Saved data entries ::
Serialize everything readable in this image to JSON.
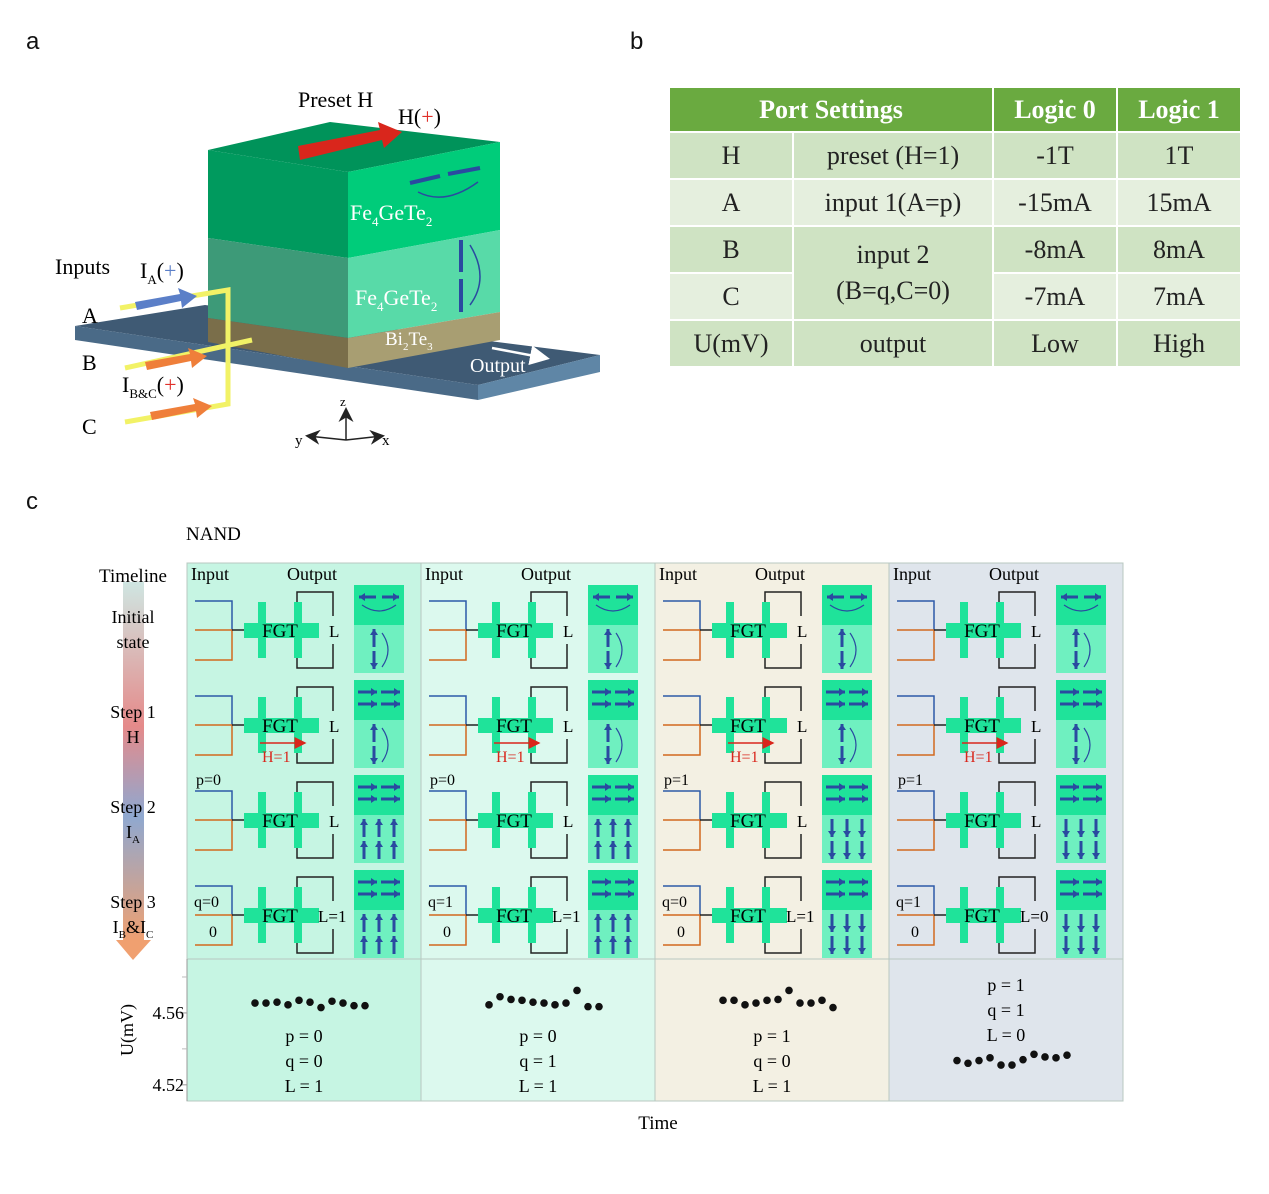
{
  "panels": {
    "a": "a",
    "b": "b",
    "c": "c"
  },
  "device": {
    "preset_label": "Preset H",
    "h_label": "H(",
    "h_sign": "+",
    "h_close": ")",
    "layer_top": "Fe",
    "layer_top_sub1": "4",
    "layer_top_mid": "GeTe",
    "layer_top_sub2": "2",
    "layer_mid": "Fe",
    "layer_mid_sub1": "4",
    "layer_mid_mid": "GeTe",
    "layer_mid_sub2": "2",
    "layer_bottom": "Bi",
    "layer_bottom_sub1": "2",
    "layer_bottom_mid": "Te",
    "layer_bottom_sub2": "3",
    "inputs_label": "Inputs",
    "ia_label": "I",
    "ia_sub": "A",
    "ia_sign": "+",
    "ibc_label": "I",
    "ibc_sub": "B&C",
    "ibc_sign": "+",
    "port_a": "A",
    "port_b": "B",
    "port_c": "C",
    "output_label": "Output",
    "axis_z": "z",
    "axis_y": "y",
    "axis_x": "x",
    "colors": {
      "preset_arrow": "#d9261c",
      "ia_arrow": "#5b7fc8",
      "ibc_arrow": "#ef7f3a",
      "wire": "#f2f266",
      "substrate": "#41607c"
    }
  },
  "table": {
    "headers": [
      "Port Settings",
      "Logic 0",
      "Logic 1"
    ],
    "rows": [
      {
        "port": "H",
        "setting": "preset (H=1)",
        "logic0": "-1T",
        "logic1": "1T"
      },
      {
        "port": "A",
        "setting": "input 1(A=p)",
        "logic0": "-15mA",
        "logic1": "15mA"
      },
      {
        "port": "B",
        "setting": "input 2",
        "logic0": "-8mA",
        "logic1": "8mA"
      },
      {
        "port": "C",
        "setting": "(B=q,C=0)",
        "logic0": "-7mA",
        "logic1": "7mA"
      },
      {
        "port": "U(mV)",
        "setting": "output",
        "logic0": "Low",
        "logic1": "High"
      }
    ],
    "colors": {
      "header": "#6aaa40",
      "row_dark": "#cfe3c3",
      "row_light": "#e5efde"
    }
  },
  "nand": {
    "title": "NAND",
    "timeline_label": "Timeline",
    "steps": [
      {
        "line1": "Initial",
        "line2": "state"
      },
      {
        "line1": "Step 1",
        "line2": "H"
      },
      {
        "line1": "Step 2",
        "line2": "I",
        "line2_sub": "A"
      },
      {
        "line1": "Step 3",
        "line2": "I",
        "line2_sub": "B",
        "line2_mid": "&I",
        "line2_sub2": "C"
      }
    ],
    "input_label": "Input",
    "output_label": "Output",
    "device_label": "FGT",
    "output_low": "L",
    "h_field_label": "H=1",
    "zero_label": "0",
    "columns": [
      {
        "p": "p=0",
        "q": "q=0",
        "out": "L=1",
        "pv": "p = 0",
        "qv": "q = 0",
        "lv": "L = 1",
        "bg": "#c6f5e3",
        "magnet_down": false,
        "final_down": false
      },
      {
        "p": "p=0",
        "q": "q=1",
        "out": "L=1",
        "pv": "p = 0",
        "qv": "q = 1",
        "lv": "L = 1",
        "bg": "#dcf9ee",
        "magnet_down": false,
        "final_down": false
      },
      {
        "p": "p=1",
        "q": "q=0",
        "out": "L=1",
        "pv": "p = 1",
        "qv": "q = 0",
        "lv": "L = 1",
        "bg": "#f3f0e3",
        "magnet_down": true,
        "final_down": true
      },
      {
        "p": "p=1",
        "q": "q=1",
        "out": "L=0",
        "pv": "p = 1",
        "qv": "q = 1",
        "lv": "L = 0",
        "bg": "#dfe5ec",
        "magnet_down": true,
        "final_down": true
      }
    ]
  },
  "chart_data": {
    "type": "scatter",
    "xlabel": "Time",
    "ylabel": "U(mV)",
    "yticks": [
      "4.52",
      "4.56"
    ],
    "ylim": [
      4.511,
      4.59
    ],
    "series": [
      {
        "values": [
          4.5655,
          4.5655,
          4.566,
          4.5645,
          4.567,
          4.566,
          4.563,
          4.5665,
          4.5655,
          4.564,
          4.564
        ]
      },
      {
        "values": [
          4.5645,
          4.569,
          4.5675,
          4.567,
          4.566,
          4.5655,
          4.5645,
          4.5655,
          4.5725,
          4.5635,
          4.5635
        ]
      },
      {
        "values": [
          4.567,
          4.567,
          4.5645,
          4.5655,
          4.567,
          4.5675,
          4.5725,
          4.5655,
          4.5655,
          4.567,
          4.563
        ]
      },
      {
        "values": [
          4.5335,
          4.532,
          4.5335,
          4.535,
          4.531,
          4.531,
          4.534,
          4.537,
          4.5355,
          4.535,
          4.5365
        ]
      }
    ]
  }
}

WORK REQUIRED :: Reproduce all of the data exactly; the pictures do not belong in the copy.

TASK OUTPUT ::
Serialize everything readable in this image to JSON.
{
  "panels": {
    "a": "a",
    "b": "b",
    "c": "c"
  },
  "device": {
    "preset_label": "Preset H",
    "h_label": "H(",
    "h_sign": "+",
    "h_close": ")",
    "layer_top": "Fe",
    "layer_top_sub1": "4",
    "layer_top_mid": "GeTe",
    "layer_top_sub2": "2",
    "layer_mid": "Fe",
    "layer_mid_sub1": "4",
    "layer_mid_mid": "GeTe",
    "layer_mid_sub2": "2",
    "layer_bottom": "Bi",
    "layer_bottom_sub1": "2",
    "layer_bottom_mid": "Te",
    "layer_bottom_sub2": "3",
    "inputs_label": "Inputs",
    "ia_label": "I",
    "ia_sub": "A",
    "ia_sign": "+",
    "ibc_label": "I",
    "ibc_sub": "B&C",
    "ibc_sign": "+",
    "port_a": "A",
    "port_b": "B",
    "port_c": "C",
    "output_label": "Output",
    "axis_z": "z",
    "axis_y": "y",
    "axis_x": "x",
    "colors": {
      "preset_arrow": "#d9261c",
      "ia_arrow": "#5b7fc8",
      "ibc_arrow": "#ef7f3a",
      "wire": "#f2f266",
      "substrate": "#41607c"
    }
  },
  "table": {
    "headers": [
      "Port Settings",
      "Logic 0",
      "Logic 1"
    ],
    "rows": [
      {
        "port": "H",
        "setting": "preset (H=1)",
        "logic0": "-1T",
        "logic1": "1T"
      },
      {
        "port": "A",
        "setting": "input 1(A=p)",
        "logic0": "-15mA",
        "logic1": "15mA"
      },
      {
        "port": "B",
        "setting": "input 2",
        "logic0": "-8mA",
        "logic1": "8mA"
      },
      {
        "port": "C",
        "setting": "(B=q,C=0)",
        "logic0": "-7mA",
        "logic1": "7mA"
      },
      {
        "port": "U(mV)",
        "setting": "output",
        "logic0": "Low",
        "logic1": "High"
      }
    ],
    "colors": {
      "header": "#6aaa40",
      "row_dark": "#cfe3c3",
      "row_light": "#e5efde"
    }
  },
  "nand": {
    "title": "NAND",
    "timeline_label": "Timeline",
    "steps": [
      {
        "line1": "Initial",
        "line2": "state"
      },
      {
        "line1": "Step 1",
        "line2": "H"
      },
      {
        "line1": "Step 2",
        "line2": "I",
        "line2_sub": "A"
      },
      {
        "line1": "Step 3",
        "line2": "I",
        "line2_sub": "B",
        "line2_mid": "&I",
        "line2_sub2": "C"
      }
    ],
    "input_label": "Input",
    "output_label": "Output",
    "device_label": "FGT",
    "output_low": "L",
    "h_field_label": "H=1",
    "zero_label": "0",
    "columns": [
      {
        "p": "p=0",
        "q": "q=0",
        "out": "L=1",
        "pv": "p = 0",
        "qv": "q = 0",
        "lv": "L = 1",
        "bg": "#c6f5e3",
        "magnet_down": false,
        "final_down": false
      },
      {
        "p": "p=0",
        "q": "q=1",
        "out": "L=1",
        "pv": "p = 0",
        "qv": "q = 1",
        "lv": "L = 1",
        "bg": "#dcf9ee",
        "magnet_down": false,
        "final_down": false
      },
      {
        "p": "p=1",
        "q": "q=0",
        "out": "L=1",
        "pv": "p = 1",
        "qv": "q = 0",
        "lv": "L = 1",
        "bg": "#f3f0e3",
        "magnet_down": true,
        "final_down": true
      },
      {
        "p": "p=1",
        "q": "q=1",
        "out": "L=0",
        "pv": "p = 1",
        "qv": "q = 1",
        "lv": "L = 0",
        "bg": "#dfe5ec",
        "magnet_down": true,
        "final_down": true
      }
    ]
  },
  "chart_data": {
    "type": "scatter",
    "xlabel": "Time",
    "ylabel": "U(mV)",
    "yticks": [
      "4.52",
      "4.56"
    ],
    "ylim": [
      4.511,
      4.59
    ],
    "series": [
      {
        "values": [
          4.5655,
          4.5655,
          4.566,
          4.5645,
          4.567,
          4.566,
          4.563,
          4.5665,
          4.5655,
          4.564,
          4.564
        ]
      },
      {
        "values": [
          4.5645,
          4.569,
          4.5675,
          4.567,
          4.566,
          4.5655,
          4.5645,
          4.5655,
          4.5725,
          4.5635,
          4.5635
        ]
      },
      {
        "values": [
          4.567,
          4.567,
          4.5645,
          4.5655,
          4.567,
          4.5675,
          4.5725,
          4.5655,
          4.5655,
          4.567,
          4.563
        ]
      },
      {
        "values": [
          4.5335,
          4.532,
          4.5335,
          4.535,
          4.531,
          4.531,
          4.534,
          4.537,
          4.5355,
          4.535,
          4.5365
        ]
      }
    ]
  }
}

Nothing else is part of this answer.